**Data records:**
================

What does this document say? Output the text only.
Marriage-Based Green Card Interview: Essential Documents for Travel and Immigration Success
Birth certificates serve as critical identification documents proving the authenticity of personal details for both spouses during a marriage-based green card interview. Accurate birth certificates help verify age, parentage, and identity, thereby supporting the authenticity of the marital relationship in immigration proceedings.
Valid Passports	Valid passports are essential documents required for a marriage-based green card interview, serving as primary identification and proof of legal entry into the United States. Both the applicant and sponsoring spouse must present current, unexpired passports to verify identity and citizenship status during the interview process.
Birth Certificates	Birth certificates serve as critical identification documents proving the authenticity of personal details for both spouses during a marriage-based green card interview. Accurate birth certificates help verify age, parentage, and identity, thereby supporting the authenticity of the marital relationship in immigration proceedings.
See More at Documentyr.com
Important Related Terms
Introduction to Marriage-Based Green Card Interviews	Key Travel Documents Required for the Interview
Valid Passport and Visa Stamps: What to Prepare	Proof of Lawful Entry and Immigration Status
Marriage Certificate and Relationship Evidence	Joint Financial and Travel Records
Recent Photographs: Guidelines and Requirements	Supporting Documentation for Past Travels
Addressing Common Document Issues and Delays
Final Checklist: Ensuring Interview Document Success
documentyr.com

================

**WRITTEN PROBLEM:** Each line in the data that holds the string "proceedings" should be found and copied.

**OUTPUT:**
Birth certificates serve as critical identification documents proving the authenticity of personal details for both spouses during a marriage-based green card interview. Accurate birth certificates help verify age, parentage, and identity, thereby supporting the authenticity of the marital relationship in immigration proceedings.
Birth Certificates	Birth certificates serve as critical identification documents proving the authenticity of personal details for both spouses during a marriage-based green card interview. Accurate birth certificates help verify age, parentage, and identity, thereby supporting the authenticity of the marital relationship in immigration proceedings.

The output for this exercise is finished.